● **Aim**:
Return every line of the data below that includes the string "username".

--- start Records for processing ---

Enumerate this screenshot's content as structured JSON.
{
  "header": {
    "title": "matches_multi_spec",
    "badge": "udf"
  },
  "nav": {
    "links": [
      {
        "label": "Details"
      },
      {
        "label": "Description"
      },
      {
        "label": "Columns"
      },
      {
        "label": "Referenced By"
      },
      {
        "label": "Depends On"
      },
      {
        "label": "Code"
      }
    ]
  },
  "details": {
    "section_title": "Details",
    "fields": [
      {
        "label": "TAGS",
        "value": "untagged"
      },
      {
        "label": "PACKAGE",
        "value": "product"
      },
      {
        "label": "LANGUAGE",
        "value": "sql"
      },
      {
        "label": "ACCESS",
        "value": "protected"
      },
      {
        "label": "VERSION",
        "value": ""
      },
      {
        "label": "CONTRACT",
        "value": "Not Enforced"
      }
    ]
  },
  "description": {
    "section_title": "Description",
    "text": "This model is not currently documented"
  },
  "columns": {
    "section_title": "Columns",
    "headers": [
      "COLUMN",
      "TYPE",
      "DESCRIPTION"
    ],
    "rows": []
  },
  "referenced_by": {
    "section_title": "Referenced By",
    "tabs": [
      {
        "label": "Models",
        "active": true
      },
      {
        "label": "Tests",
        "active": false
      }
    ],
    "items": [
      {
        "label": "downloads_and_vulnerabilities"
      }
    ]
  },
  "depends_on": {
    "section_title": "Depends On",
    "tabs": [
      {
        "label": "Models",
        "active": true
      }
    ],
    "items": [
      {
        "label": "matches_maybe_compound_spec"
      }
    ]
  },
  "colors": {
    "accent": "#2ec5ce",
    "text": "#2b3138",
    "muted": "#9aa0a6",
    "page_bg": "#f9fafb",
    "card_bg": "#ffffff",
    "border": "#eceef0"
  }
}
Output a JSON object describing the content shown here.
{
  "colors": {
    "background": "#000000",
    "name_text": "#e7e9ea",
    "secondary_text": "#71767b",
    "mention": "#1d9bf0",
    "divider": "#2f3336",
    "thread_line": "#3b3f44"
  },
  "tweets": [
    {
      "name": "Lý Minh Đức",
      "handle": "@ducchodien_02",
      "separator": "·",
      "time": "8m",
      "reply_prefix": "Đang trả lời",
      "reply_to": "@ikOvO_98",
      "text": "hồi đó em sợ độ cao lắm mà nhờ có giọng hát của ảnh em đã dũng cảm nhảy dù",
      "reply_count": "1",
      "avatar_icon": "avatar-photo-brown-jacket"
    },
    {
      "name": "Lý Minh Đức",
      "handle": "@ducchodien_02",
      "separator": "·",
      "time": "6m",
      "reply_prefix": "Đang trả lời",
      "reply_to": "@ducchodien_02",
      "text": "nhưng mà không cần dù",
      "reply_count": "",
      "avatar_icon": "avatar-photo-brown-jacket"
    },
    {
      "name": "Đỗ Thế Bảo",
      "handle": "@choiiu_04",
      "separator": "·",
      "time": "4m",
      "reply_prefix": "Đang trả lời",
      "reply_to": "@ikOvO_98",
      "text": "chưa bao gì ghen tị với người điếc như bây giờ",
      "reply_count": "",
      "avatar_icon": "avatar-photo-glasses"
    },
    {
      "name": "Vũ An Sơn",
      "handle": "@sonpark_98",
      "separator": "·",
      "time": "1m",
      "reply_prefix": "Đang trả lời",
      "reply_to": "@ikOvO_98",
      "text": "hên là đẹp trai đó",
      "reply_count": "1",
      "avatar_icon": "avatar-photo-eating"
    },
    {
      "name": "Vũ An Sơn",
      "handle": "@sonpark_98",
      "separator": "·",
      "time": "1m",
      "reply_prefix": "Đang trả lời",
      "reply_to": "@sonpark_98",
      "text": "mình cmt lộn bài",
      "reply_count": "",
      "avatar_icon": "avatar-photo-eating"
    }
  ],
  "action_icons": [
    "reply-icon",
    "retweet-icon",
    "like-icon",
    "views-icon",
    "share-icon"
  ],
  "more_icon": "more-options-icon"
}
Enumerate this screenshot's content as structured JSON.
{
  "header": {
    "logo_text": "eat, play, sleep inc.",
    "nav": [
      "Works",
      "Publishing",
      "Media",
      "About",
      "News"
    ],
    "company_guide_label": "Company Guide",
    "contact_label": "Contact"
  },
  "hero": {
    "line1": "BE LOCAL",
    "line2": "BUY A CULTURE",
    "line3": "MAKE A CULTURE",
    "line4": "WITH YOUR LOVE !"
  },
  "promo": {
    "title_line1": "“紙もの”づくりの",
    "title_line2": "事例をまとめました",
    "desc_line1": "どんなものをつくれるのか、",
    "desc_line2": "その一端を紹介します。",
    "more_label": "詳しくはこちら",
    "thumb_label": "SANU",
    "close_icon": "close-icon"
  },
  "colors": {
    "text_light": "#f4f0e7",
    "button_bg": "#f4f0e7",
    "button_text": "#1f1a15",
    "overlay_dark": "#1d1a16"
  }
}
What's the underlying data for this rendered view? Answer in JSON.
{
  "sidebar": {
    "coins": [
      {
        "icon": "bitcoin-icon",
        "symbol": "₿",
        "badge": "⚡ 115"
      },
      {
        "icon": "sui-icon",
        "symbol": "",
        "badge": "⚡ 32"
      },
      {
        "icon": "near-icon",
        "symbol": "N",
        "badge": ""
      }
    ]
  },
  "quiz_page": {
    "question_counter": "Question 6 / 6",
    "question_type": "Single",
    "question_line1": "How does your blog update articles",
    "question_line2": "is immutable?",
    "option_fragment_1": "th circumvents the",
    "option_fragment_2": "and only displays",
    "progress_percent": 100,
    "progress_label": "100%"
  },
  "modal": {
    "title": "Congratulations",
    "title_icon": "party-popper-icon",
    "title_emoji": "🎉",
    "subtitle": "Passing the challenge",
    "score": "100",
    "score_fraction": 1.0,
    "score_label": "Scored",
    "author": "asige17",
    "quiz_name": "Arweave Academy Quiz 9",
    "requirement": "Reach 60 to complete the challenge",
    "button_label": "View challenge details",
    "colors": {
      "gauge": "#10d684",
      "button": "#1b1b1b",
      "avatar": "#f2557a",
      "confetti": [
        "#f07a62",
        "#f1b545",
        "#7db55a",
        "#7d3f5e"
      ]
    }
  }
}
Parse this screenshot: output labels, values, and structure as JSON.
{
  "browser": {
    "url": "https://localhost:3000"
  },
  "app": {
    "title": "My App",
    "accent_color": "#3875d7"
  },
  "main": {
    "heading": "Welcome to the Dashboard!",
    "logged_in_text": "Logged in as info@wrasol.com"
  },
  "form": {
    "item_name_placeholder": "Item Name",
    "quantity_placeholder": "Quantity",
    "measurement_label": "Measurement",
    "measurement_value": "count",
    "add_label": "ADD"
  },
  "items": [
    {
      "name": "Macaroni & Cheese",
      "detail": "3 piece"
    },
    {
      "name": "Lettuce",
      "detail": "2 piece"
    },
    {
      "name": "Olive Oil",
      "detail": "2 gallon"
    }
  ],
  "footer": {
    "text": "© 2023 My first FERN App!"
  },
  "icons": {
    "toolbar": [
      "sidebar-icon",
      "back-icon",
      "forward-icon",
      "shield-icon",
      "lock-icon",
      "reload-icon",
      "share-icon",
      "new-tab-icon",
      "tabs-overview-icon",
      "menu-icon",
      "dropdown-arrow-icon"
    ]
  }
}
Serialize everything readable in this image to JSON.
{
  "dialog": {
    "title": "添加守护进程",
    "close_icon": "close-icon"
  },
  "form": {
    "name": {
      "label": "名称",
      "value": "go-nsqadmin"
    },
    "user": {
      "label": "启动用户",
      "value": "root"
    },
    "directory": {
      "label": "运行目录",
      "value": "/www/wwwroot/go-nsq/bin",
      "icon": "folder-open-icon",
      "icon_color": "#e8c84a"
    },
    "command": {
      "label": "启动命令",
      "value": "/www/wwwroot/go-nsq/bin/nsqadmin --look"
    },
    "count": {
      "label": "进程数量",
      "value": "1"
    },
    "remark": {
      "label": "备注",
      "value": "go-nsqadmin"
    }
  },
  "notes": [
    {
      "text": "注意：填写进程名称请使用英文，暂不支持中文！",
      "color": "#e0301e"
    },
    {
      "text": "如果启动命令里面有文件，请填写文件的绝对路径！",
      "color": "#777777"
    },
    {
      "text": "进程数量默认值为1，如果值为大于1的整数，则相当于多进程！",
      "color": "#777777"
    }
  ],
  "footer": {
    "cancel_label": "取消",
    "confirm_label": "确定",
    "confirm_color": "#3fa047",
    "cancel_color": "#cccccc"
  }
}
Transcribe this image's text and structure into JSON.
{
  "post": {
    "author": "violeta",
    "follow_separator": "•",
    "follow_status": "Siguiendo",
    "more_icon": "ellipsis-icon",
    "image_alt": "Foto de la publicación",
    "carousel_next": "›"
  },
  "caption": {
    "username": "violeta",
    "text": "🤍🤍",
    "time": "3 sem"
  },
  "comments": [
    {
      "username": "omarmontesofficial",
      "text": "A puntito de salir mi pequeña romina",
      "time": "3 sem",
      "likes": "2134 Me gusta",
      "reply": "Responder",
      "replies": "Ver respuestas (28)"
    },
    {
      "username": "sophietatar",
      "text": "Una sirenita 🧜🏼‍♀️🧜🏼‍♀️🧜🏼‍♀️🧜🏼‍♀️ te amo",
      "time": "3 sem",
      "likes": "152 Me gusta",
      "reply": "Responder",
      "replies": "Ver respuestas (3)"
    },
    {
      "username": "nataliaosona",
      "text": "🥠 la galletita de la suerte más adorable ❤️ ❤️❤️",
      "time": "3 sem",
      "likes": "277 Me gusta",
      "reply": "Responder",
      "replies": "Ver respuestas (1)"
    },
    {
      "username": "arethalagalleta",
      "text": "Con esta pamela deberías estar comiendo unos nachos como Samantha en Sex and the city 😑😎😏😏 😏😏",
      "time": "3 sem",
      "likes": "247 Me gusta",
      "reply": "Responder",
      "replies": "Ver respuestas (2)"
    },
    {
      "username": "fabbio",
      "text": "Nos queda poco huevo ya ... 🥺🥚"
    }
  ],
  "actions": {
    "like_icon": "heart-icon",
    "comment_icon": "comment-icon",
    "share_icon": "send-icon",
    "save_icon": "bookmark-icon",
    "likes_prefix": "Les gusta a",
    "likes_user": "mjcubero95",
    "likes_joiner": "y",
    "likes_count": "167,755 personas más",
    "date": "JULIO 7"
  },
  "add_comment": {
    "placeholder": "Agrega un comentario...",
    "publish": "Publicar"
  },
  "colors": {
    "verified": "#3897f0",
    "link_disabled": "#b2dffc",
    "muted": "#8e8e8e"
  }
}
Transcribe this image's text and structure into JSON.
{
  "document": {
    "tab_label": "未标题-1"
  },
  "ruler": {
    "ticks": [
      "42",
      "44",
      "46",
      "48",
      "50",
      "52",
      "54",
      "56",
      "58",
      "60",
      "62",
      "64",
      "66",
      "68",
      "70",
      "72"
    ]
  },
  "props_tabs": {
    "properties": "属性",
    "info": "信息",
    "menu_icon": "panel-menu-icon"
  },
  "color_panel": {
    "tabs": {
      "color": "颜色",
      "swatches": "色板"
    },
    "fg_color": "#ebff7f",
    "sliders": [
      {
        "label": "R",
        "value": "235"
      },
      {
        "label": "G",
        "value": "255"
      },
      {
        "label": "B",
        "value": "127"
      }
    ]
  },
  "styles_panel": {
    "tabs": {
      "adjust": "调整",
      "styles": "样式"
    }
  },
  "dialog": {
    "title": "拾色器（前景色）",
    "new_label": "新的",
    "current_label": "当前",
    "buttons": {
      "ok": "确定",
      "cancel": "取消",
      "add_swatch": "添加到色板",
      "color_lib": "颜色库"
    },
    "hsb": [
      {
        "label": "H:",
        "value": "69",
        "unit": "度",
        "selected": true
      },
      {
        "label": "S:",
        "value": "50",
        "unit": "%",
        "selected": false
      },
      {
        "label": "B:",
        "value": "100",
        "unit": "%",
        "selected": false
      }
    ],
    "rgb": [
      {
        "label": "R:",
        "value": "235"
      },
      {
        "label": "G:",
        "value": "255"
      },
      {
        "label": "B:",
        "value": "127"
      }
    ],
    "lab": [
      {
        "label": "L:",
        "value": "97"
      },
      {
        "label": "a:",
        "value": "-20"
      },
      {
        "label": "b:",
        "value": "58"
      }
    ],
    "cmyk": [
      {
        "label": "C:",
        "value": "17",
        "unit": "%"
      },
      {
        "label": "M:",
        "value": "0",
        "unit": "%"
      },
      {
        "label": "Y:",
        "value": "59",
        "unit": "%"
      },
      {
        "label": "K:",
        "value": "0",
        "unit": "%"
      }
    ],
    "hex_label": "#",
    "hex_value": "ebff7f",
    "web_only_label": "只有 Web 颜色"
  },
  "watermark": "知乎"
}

--- end Records for processing ---

● **Complete answer**:
    "username": "violeta",
      "username": "omarmontesofficial",
      "username": "sophietatar",
      "username": "nataliaosona",
      "username": "arethalagalleta",
      "username": "fabbio",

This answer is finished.